Layout region records:
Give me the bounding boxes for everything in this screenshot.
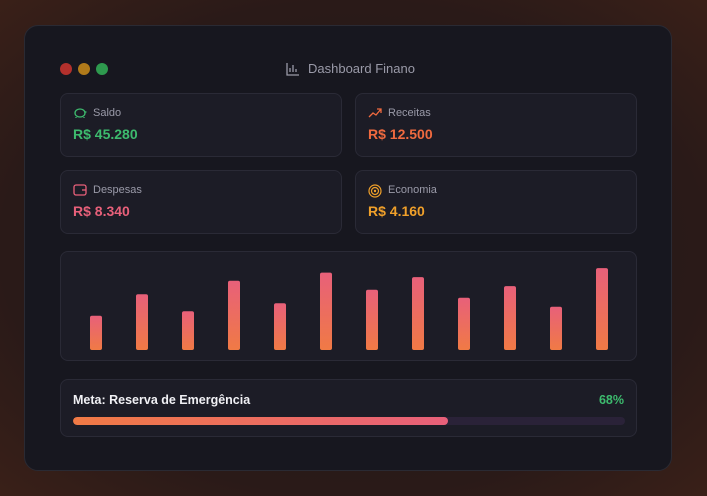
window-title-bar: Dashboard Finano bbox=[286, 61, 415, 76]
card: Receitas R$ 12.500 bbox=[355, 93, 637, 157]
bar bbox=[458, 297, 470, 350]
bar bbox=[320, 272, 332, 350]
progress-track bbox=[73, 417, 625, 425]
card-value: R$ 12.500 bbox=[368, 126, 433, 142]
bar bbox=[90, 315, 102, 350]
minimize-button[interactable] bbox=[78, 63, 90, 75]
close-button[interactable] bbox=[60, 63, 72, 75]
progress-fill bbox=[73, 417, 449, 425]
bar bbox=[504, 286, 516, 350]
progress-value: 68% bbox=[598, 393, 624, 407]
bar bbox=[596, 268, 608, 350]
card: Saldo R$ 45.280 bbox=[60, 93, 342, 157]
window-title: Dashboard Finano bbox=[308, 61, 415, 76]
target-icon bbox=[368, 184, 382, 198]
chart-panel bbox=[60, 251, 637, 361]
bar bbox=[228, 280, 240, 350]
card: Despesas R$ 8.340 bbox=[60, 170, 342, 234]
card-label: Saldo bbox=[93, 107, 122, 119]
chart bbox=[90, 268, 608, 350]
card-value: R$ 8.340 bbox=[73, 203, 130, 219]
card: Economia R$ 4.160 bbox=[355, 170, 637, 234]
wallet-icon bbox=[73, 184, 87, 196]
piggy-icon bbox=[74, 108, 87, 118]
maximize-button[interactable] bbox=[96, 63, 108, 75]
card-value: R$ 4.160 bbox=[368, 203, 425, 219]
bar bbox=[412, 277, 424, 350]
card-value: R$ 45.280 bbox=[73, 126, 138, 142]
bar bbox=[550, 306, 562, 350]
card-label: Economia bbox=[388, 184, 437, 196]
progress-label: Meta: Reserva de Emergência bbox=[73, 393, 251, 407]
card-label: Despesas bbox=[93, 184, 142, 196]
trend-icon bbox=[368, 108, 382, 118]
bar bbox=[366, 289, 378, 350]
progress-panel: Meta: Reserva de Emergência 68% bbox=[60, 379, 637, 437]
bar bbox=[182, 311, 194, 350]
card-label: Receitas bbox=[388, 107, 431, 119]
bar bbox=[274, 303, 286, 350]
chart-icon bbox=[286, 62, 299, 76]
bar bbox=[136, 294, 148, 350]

#### Written problem
Retype every line of the material above word for word, leaving out the pictures.

#### Task output
Give me the bounding boxes for everything in this screenshot.
window-title-bar: Dashboard Finano bbox=[286, 61, 415, 76]
card: Receitas R$ 12.500 bbox=[355, 93, 637, 157]
bar bbox=[458, 297, 470, 350]
bar bbox=[320, 272, 332, 350]
progress-track bbox=[73, 417, 625, 425]
card-value: R$ 12.500 bbox=[368, 126, 433, 142]
bar bbox=[90, 315, 102, 350]
minimize-button[interactable] bbox=[78, 63, 90, 75]
close-button[interactable] bbox=[60, 63, 72, 75]
progress-fill bbox=[73, 417, 449, 425]
bar bbox=[504, 286, 516, 350]
progress-value: 68% bbox=[598, 393, 624, 407]
bar bbox=[596, 268, 608, 350]
card: Saldo R$ 45.280 bbox=[60, 93, 342, 157]
window-title: Dashboard Finano bbox=[308, 61, 415, 76]
target-icon bbox=[368, 184, 382, 198]
chart-panel bbox=[60, 251, 637, 361]
bar bbox=[228, 280, 240, 350]
card: Despesas R$ 8.340 bbox=[60, 170, 342, 234]
card-label: Saldo bbox=[93, 107, 122, 119]
chart bbox=[90, 268, 608, 350]
card-value: R$ 8.340 bbox=[73, 203, 130, 219]
card: Economia R$ 4.160 bbox=[355, 170, 637, 234]
wallet-icon bbox=[73, 184, 87, 196]
piggy-icon bbox=[74, 108, 87, 118]
maximize-button[interactable] bbox=[96, 63, 108, 75]
card-value: R$ 4.160 bbox=[368, 203, 425, 219]
bar bbox=[412, 277, 424, 350]
card-value: R$ 45.280 bbox=[73, 126, 138, 142]
bar bbox=[550, 306, 562, 350]
card-label: Economia bbox=[388, 184, 437, 196]
progress-label: Meta: Reserva de Emergência bbox=[73, 393, 251, 407]
card-label: Despesas bbox=[93, 184, 142, 196]
trend-icon bbox=[368, 108, 382, 118]
bar bbox=[366, 289, 378, 350]
progress-panel: Meta: Reserva de Emergência 68% bbox=[60, 379, 637, 437]
bar bbox=[182, 311, 194, 350]
card-label: Receitas bbox=[388, 107, 431, 119]
bar bbox=[274, 303, 286, 350]
chart-icon bbox=[286, 62, 299, 76]
bar bbox=[136, 294, 148, 350]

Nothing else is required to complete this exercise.